#### Directions
Pull every line containing the word "Decode" from the records.

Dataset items
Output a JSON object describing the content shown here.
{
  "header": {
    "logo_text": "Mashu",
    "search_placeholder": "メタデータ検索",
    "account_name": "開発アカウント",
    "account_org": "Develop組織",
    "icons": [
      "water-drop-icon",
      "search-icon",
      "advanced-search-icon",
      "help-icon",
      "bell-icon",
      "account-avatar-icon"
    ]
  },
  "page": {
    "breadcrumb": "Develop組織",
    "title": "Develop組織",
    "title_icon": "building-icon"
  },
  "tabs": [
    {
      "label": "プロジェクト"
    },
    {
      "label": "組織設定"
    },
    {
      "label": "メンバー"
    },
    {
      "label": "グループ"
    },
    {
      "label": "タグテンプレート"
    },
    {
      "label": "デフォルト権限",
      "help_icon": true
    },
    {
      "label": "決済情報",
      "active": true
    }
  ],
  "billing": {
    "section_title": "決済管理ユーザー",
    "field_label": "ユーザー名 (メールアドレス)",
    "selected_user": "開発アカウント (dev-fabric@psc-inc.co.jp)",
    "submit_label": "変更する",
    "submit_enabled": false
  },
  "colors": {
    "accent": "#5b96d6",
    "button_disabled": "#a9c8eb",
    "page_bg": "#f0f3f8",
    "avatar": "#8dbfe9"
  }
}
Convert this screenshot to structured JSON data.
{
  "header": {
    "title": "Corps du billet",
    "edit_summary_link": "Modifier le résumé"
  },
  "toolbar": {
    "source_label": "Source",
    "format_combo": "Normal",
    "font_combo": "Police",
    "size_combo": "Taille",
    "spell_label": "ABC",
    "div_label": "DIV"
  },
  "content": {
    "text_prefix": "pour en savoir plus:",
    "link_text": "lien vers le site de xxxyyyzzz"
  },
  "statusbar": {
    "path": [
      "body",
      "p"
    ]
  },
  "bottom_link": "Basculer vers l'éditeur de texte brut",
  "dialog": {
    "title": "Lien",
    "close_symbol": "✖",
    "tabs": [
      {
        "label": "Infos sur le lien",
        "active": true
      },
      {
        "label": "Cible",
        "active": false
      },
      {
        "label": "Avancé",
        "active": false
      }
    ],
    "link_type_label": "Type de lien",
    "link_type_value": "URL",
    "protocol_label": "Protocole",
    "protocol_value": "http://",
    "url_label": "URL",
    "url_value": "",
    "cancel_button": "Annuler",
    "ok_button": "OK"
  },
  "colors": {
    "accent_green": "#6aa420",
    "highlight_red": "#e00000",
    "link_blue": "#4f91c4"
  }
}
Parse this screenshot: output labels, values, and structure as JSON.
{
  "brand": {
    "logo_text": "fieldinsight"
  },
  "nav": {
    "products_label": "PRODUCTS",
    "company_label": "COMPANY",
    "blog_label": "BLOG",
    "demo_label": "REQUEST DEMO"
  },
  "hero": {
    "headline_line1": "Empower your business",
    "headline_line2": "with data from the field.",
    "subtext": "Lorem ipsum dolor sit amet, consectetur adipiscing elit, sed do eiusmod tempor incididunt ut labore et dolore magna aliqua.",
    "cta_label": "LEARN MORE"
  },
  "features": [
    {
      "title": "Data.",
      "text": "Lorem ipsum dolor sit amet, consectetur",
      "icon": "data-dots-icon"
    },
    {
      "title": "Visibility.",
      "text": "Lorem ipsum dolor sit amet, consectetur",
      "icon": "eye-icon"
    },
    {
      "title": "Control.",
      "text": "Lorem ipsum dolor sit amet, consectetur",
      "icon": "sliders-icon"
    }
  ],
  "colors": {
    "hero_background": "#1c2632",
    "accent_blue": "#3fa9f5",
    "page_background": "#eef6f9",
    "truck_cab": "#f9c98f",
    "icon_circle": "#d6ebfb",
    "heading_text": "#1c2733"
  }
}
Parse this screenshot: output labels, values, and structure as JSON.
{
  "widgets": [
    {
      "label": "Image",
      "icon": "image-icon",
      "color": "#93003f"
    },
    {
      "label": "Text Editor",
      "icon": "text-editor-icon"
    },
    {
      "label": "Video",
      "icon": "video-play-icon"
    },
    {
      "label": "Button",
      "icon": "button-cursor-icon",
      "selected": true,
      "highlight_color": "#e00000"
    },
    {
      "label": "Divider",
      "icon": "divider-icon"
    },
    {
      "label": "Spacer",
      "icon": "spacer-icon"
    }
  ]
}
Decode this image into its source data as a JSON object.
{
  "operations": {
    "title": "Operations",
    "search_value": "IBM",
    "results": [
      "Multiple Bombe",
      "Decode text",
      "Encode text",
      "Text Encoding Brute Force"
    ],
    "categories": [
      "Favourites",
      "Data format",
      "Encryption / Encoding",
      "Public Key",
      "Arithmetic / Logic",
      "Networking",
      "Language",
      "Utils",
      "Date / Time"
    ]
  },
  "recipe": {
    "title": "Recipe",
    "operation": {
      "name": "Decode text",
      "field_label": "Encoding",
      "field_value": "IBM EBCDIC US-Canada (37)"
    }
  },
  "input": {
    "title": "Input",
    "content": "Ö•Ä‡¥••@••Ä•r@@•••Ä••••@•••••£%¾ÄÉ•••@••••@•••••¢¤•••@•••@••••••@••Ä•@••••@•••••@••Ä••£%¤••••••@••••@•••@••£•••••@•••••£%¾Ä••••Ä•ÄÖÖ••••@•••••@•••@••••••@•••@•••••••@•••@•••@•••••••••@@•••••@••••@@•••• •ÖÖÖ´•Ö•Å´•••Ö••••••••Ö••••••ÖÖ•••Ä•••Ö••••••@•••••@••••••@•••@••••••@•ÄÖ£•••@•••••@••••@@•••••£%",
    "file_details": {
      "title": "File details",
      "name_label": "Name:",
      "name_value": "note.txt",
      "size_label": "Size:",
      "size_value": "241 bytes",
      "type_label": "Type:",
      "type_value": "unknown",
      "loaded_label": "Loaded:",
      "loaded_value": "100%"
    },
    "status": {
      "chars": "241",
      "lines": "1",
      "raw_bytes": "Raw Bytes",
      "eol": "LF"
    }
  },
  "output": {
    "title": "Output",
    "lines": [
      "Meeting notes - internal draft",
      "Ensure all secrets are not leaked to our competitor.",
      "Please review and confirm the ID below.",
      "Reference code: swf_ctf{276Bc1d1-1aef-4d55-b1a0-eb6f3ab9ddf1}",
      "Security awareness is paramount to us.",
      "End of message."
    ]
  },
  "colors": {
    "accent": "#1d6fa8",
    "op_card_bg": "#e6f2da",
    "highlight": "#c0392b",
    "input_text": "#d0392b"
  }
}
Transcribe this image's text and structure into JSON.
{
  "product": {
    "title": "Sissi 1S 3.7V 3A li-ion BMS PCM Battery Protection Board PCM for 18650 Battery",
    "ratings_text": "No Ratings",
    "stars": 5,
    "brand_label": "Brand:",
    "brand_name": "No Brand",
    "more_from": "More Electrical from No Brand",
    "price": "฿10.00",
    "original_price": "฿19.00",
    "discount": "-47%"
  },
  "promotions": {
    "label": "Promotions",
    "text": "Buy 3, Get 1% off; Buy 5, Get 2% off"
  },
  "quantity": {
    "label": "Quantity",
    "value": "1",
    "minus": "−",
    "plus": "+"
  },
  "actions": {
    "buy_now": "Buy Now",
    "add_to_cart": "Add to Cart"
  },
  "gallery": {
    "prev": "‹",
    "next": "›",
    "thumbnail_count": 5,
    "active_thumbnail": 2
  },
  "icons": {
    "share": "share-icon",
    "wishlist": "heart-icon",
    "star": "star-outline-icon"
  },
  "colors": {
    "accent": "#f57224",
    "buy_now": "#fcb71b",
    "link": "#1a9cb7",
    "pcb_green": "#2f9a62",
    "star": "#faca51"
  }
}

#### The response
Decode this image into its source data as a JSON object.
      "Decode text",
      "name": "Decode text",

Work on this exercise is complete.